Stored items:
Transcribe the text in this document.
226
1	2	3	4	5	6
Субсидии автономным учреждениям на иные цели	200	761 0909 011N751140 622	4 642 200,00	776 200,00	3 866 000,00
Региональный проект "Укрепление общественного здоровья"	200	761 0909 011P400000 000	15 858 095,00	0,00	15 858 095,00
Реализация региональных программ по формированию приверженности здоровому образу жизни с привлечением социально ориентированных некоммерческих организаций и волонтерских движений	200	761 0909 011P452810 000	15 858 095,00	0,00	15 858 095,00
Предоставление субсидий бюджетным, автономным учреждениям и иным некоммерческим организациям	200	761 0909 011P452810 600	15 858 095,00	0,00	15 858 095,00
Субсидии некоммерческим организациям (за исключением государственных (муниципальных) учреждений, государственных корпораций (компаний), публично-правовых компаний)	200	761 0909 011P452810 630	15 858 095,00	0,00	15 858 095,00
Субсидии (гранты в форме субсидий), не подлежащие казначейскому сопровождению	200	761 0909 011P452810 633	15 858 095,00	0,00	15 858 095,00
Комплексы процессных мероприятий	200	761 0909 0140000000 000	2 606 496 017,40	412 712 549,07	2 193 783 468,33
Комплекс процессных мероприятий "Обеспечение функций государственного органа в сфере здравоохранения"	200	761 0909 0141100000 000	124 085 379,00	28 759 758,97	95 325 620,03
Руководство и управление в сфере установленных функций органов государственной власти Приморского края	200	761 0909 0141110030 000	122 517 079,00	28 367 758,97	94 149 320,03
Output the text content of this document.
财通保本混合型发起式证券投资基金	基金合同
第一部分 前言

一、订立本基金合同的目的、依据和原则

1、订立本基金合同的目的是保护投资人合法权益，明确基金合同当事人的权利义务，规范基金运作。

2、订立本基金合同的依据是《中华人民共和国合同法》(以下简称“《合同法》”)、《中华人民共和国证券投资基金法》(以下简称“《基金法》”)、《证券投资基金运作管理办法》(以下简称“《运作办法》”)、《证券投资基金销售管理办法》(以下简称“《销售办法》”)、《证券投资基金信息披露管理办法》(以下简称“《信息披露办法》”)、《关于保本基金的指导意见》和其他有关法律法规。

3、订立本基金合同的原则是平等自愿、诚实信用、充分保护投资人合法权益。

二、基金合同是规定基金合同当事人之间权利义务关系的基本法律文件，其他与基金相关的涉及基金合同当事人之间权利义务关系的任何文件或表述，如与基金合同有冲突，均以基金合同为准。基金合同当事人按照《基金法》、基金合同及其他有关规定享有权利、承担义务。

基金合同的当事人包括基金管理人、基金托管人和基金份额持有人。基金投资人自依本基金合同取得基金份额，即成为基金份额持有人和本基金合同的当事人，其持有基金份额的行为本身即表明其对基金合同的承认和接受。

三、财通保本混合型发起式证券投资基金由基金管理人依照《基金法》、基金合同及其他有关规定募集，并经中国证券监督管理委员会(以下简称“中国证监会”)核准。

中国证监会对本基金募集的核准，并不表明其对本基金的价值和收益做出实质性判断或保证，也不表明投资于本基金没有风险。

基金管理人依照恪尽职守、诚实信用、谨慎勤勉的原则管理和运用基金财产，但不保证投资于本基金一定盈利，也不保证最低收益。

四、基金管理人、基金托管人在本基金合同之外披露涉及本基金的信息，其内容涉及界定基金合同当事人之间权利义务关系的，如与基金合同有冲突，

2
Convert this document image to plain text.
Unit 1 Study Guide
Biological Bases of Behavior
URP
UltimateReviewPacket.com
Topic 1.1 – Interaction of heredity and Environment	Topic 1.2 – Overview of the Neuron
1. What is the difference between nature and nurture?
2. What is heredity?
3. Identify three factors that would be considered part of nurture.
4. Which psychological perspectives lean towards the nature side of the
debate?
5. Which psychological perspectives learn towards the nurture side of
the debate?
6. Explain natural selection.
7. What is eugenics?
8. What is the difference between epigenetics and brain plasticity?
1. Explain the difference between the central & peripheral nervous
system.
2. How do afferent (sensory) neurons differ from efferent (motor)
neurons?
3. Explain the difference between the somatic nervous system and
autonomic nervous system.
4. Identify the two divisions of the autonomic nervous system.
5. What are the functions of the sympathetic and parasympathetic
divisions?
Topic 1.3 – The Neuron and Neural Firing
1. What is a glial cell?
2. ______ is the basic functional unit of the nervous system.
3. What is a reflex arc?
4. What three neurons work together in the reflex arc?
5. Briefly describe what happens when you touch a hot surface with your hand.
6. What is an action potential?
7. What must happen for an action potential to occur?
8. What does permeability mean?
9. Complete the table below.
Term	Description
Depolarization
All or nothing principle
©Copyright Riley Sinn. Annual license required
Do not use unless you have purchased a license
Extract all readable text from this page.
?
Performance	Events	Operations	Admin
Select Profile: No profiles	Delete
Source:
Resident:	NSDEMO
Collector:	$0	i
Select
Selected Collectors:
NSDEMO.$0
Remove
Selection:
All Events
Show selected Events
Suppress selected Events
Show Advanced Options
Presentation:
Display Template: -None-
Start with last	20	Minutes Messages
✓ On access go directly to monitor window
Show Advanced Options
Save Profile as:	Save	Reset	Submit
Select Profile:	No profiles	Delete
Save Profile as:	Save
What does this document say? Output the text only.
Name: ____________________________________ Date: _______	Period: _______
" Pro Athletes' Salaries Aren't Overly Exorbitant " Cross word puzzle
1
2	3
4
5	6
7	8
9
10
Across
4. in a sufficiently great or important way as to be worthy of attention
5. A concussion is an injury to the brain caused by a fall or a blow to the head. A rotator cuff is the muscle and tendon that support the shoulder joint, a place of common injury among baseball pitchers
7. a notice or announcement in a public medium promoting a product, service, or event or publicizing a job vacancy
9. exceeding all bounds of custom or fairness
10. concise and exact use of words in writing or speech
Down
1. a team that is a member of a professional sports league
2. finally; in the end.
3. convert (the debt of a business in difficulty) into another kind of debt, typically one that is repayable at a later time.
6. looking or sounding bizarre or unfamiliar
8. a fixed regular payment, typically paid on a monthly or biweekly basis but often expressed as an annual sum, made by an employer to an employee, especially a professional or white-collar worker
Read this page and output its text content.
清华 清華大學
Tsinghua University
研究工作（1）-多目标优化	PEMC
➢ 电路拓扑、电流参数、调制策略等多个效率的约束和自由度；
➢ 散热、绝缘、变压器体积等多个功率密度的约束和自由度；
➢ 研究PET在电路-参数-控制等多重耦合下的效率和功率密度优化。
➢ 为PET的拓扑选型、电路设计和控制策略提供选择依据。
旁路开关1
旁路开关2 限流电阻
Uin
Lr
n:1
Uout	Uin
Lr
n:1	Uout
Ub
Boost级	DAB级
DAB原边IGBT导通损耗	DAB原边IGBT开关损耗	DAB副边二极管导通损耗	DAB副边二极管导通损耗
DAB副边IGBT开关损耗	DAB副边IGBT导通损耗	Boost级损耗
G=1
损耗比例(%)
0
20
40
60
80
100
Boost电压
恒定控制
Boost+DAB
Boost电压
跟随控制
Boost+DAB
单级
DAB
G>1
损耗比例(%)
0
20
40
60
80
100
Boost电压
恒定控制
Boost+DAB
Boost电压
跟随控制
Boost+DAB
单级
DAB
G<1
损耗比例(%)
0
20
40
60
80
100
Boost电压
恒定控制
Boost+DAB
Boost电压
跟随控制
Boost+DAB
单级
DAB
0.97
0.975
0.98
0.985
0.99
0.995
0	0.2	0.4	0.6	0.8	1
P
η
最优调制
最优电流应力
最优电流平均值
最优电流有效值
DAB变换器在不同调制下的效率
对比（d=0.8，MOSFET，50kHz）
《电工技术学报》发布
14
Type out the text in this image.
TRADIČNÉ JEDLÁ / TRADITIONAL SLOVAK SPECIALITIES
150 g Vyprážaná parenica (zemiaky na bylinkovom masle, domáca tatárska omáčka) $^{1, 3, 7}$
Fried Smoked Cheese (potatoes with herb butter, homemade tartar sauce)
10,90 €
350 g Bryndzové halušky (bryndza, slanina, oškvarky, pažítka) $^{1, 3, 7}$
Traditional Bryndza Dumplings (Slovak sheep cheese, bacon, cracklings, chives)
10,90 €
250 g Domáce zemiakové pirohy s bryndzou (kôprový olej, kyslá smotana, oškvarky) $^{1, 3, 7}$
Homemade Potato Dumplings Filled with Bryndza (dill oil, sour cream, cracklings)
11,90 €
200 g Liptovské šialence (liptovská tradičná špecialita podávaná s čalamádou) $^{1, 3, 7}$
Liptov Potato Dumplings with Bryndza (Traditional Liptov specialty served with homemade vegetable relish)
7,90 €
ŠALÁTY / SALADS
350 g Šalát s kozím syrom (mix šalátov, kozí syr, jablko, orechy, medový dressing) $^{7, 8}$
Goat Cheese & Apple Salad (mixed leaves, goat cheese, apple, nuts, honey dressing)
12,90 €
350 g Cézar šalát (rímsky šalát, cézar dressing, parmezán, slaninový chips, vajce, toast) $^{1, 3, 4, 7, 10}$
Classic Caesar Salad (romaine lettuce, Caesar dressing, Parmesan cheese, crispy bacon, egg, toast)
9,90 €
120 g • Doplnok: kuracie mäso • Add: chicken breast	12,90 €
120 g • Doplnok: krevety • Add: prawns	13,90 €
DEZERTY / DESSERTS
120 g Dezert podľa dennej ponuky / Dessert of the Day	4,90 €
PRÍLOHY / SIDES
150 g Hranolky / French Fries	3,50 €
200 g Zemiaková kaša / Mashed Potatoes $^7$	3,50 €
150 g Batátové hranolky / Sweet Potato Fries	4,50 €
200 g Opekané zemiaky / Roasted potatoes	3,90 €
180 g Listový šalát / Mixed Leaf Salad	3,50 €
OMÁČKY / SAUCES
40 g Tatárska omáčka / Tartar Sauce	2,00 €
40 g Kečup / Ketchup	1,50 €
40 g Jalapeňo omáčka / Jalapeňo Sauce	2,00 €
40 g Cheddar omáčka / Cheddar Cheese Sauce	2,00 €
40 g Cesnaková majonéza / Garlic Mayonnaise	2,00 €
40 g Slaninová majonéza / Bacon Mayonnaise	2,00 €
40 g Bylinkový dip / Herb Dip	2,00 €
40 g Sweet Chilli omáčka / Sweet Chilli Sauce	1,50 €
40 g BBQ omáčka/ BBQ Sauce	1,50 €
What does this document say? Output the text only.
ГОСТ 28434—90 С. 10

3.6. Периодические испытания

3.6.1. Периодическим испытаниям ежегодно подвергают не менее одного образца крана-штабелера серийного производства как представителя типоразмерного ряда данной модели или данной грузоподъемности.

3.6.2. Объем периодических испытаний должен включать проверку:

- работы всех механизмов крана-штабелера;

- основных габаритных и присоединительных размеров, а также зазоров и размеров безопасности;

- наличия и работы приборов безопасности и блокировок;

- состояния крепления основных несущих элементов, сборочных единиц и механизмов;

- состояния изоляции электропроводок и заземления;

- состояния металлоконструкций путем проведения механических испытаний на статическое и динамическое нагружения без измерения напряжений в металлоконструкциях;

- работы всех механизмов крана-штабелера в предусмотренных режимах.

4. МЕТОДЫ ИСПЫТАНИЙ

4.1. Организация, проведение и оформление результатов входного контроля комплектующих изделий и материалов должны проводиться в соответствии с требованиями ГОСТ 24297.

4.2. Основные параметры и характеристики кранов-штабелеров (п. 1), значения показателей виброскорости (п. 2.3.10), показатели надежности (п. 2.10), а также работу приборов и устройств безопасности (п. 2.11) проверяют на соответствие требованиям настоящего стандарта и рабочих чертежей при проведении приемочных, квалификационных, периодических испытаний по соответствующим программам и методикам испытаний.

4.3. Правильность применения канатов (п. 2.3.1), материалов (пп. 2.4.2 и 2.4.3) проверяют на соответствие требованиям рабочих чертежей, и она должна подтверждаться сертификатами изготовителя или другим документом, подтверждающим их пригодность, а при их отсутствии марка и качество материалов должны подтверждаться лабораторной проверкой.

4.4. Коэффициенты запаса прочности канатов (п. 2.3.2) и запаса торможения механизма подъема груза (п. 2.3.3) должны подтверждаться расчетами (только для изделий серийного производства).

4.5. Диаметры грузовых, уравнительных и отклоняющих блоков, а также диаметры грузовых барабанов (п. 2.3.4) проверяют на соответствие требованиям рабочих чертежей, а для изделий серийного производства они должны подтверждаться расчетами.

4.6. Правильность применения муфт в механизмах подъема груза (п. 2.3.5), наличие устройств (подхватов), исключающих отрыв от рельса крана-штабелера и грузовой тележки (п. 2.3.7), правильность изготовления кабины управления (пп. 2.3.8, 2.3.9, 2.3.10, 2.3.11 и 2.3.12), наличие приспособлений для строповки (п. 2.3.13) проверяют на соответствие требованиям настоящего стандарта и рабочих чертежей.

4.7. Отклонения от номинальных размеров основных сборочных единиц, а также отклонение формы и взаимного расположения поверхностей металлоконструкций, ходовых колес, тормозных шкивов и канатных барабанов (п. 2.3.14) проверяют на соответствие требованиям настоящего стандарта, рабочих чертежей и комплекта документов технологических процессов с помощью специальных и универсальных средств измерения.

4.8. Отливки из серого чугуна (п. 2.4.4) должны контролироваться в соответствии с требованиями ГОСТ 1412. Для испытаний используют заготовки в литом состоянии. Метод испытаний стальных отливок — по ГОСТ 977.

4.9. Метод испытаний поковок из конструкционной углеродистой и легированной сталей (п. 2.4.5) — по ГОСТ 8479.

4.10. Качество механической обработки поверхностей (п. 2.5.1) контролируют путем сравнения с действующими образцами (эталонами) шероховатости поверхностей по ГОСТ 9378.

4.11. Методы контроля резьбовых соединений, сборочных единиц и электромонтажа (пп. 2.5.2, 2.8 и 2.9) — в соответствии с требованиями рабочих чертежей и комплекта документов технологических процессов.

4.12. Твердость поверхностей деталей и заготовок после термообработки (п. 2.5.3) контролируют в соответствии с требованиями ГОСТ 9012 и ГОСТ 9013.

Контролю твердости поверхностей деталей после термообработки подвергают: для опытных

▸ **Exercise aim**:
List each line in the listing that contains the string "проверяют".

▸ **Reply to the exercise**:
4.2. Основные параметры и характеристики кранов-штабелеров (п. 1), значения показателей виброскорости (п. 2.3.10), показатели надежности (п. 2.10), а также работу приборов и устройств безопасности (п. 2.11) проверяют на соответствие требованиям настоящего стандарта и рабочих чертежей при проведении приемочных, квалификационных, периодических испытаний по соответствующим программам и методикам испытаний.
4.3. Правильность применения канатов (п. 2.3.1), материалов (пп. 2.4.2 и 2.4.3) проверяют на соответствие требованиям рабочих чертежей, и она должна подтверждаться сертификатами изготовителя или другим документом, подтверждающим их пригодность, а при их отсутствии марка и качество материалов должны подтверждаться лабораторной проверкой.
4.5. Диаметры грузовых, уравнительных и отклоняющих блоков, а также диаметры грузовых барабанов (п. 2.3.4) проверяют на соответствие требованиям рабочих чертежей, а для изделий серийного производства они должны подтверждаться расчетами.
4.6. Правильность применения муфт в механизмах подъема груза (п. 2.3.5), наличие устройств (подхватов), исключающих отрыв от рельса крана-штабелера и грузовой тележки (п. 2.3.7), правильность изготовления кабины управления (пп. 2.3.8, 2.3.9, 2.3.10, 2.3.11 и 2.3.12), наличие приспособлений для строповки (п. 2.3.13) проверяют на соответствие требованиям настоящего стандарта и рабочих чертежей.
4.7. Отклонения от номинальных размеров основных сборочных единиц, а также отклонение формы и взаимного расположения поверхностей металлоконструкций, ходовых колес, тормозных шкивов и канатных барабанов (п. 2.3.14) проверяют на соответствие требованиям настоящего стандарта, рабочих чертежей и комплекта документов технологических процессов с помощью специальных и универсальных средств измерения.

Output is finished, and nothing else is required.